■ **WRITTEN REQUEST**
The entries below should be output exactly as written.

-------- GIVEN DATA

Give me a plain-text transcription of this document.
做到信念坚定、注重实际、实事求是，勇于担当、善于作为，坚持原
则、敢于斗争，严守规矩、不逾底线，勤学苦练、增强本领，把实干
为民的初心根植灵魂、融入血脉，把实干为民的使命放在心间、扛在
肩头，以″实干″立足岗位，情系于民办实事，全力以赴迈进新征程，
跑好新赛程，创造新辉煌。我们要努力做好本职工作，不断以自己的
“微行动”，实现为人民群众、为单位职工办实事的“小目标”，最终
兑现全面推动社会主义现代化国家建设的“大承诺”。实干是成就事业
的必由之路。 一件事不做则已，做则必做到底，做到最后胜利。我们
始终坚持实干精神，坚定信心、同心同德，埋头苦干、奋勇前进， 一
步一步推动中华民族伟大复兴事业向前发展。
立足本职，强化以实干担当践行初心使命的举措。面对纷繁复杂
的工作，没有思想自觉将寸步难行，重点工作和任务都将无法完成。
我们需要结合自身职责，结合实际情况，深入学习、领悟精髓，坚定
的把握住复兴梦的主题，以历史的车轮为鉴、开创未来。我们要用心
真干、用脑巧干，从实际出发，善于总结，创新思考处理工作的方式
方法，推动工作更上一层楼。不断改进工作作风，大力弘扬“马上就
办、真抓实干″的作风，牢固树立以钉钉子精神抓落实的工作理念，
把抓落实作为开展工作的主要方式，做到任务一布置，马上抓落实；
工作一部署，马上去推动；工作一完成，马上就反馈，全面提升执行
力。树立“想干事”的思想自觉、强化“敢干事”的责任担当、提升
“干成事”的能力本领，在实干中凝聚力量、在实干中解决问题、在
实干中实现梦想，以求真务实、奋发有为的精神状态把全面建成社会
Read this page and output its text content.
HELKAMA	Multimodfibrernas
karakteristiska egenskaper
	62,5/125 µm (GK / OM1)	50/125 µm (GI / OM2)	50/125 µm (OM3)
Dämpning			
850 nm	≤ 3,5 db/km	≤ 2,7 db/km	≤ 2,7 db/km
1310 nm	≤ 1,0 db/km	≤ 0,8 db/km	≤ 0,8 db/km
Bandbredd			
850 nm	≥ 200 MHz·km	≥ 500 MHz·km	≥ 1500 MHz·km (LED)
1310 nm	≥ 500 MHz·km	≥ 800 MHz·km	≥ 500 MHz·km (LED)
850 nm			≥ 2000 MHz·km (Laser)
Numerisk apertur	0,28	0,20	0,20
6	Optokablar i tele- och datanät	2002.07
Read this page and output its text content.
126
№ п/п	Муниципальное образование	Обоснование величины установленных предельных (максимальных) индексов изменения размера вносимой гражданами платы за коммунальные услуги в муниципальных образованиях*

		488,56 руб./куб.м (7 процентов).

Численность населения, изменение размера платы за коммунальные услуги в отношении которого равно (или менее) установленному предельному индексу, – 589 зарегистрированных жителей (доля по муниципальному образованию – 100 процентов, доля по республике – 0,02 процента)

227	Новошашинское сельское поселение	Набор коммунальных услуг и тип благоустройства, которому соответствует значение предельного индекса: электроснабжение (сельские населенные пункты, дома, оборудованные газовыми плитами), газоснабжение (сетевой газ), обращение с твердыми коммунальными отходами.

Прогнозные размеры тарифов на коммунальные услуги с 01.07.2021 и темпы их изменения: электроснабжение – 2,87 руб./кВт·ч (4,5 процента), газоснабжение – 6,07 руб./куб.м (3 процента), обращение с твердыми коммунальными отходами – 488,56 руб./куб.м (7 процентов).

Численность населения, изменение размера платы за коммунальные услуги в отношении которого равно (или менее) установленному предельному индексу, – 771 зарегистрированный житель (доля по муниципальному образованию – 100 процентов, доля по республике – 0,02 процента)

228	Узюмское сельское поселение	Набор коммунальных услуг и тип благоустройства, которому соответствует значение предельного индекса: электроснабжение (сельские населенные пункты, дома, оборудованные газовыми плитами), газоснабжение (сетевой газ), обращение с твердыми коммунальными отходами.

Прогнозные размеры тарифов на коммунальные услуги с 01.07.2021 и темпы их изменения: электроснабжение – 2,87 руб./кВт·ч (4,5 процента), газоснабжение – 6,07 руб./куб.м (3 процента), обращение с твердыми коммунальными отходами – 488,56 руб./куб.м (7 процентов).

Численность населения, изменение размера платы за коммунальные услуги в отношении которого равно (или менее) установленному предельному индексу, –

----------------

■ **OUTPUT OF THE EXERCISE**
Give me a plain-text transcription of this document.
做到信念坚定、注重实际、实事求是，勇于担当、善于作为，坚持原
则、敢于斗争，严守规矩、不逾底线，勤学苦练、增强本领，把实干
为民的初心根植灵魂、融入血脉，把实干为民的使命放在心间、扛在
肩头，以″实干″立足岗位，情系于民办实事，全力以赴迈进新征程，
跑好新赛程，创造新辉煌。我们要努力做好本职工作，不断以自己的
“微行动”，实现为人民群众、为单位职工办实事的“小目标”，最终
兑现全面推动社会主义现代化国家建设的“大承诺”。实干是成就事业
的必由之路。 一件事不做则已，做则必做到底，做到最后胜利。我们
始终坚持实干精神，坚定信心、同心同德，埋头苦干、奋勇前进， 一
步一步推动中华民族伟大复兴事业向前发展。
立足本职，强化以实干担当践行初心使命的举措。面对纷繁复杂
的工作，没有思想自觉将寸步难行，重点工作和任务都将无法完成。
我们需要结合自身职责，结合实际情况，深入学习、领悟精髓，坚定
的把握住复兴梦的主题，以历史的车轮为鉴、开创未来。我们要用心
真干、用脑巧干，从实际出发，善于总结，创新思考处理工作的方式
方法，推动工作更上一层楼。不断改进工作作风，大力弘扬“马上就
办、真抓实干″的作风，牢固树立以钉钉子精神抓落实的工作理念，
把抓落实作为开展工作的主要方式，做到任务一布置，马上抓落实；
工作一部署，马上去推动；工作一完成，马上就反馈，全面提升执行
力。树立“想干事”的思想自觉、强化“敢干事”的责任担当、提升
“干成事”的能力本领，在实干中凝聚力量、在实干中解决问题、在
实干中实现梦想，以求真务实、奋发有为的精神状态把全面建成社会
Read this page and output its text content.
HELKAMA	Multimodfibrernas
karakteristiska egenskaper
	62,5/125 µm (GK / OM1)	50/125 µm (GI / OM2)	50/125 µm (OM3)
Dämpning			
850 nm	≤ 3,5 db/km	≤ 2,7 db/km	≤ 2,7 db/km
1310 nm	≤ 1,0 db/km	≤ 0,8 db/km	≤ 0,8 db/km
Bandbredd			
850 nm	≥ 200 MHz·km	≥ 500 MHz·km	≥ 1500 MHz·km (LED)
1310 nm	≥ 500 MHz·km	≥ 800 MHz·km	≥ 500 MHz·km (LED)
850 nm			≥ 2000 MHz·km (Laser)
Numerisk apertur	0,28	0,20	0,20
6	Optokablar i tele- och datanät	2002.07
Read this page and output its text content.
126
№ п/п	Муниципальное образование	Обоснование величины установленных предельных (максимальных) индексов изменения размера вносимой гражданами платы за коммунальные услуги в муниципальных образованиях*

		488,56 руб./куб.м (7 процентов).

Численность населения, изменение размера платы за коммунальные услуги в отношении которого равно (или менее) установленному предельному индексу, – 589 зарегистрированных жителей (доля по муниципальному образованию – 100 процентов, доля по республике – 0,02 процента)

227	Новошашинское сельское поселение	Набор коммунальных услуг и тип благоустройства, которому соответствует значение предельного индекса: электроснабжение (сельские населенные пункты, дома, оборудованные газовыми плитами), газоснабжение (сетевой газ), обращение с твердыми коммунальными отходами.

Прогнозные размеры тарифов на коммунальные услуги с 01.07.2021 и темпы их изменения: электроснабжение – 2,87 руб./кВт·ч (4,5 процента), газоснабжение – 6,07 руб./куб.м (3 процента), обращение с твердыми коммунальными отходами – 488,56 руб./куб.м (7 процентов).

Численность населения, изменение размера платы за коммунальные услуги в отношении которого равно (или менее) установленному предельному индексу, – 771 зарегистрированный житель (доля по муниципальному образованию – 100 процентов, доля по республике – 0,02 процента)

228	Узюмское сельское поселение	Набор коммунальных услуг и тип благоустройства, которому соответствует значение предельного индекса: электроснабжение (сельские населенные пункты, дома, оборудованные газовыми плитами), газоснабжение (сетевой газ), обращение с твердыми коммунальными отходами.

Прогнозные размеры тарифов на коммунальные услуги с 01.07.2021 и темпы их изменения: электроснабжение – 2,87 руб./кВт·ч (4,5 процента), газоснабжение – 6,07 руб./куб.м (3 процента), обращение с твердыми коммунальными отходами – 488,56 руб./куб.м (7 процентов).

Численность населения, изменение размера платы за коммунальные услуги в отношении которого равно (или менее) установленному предельному индексу, –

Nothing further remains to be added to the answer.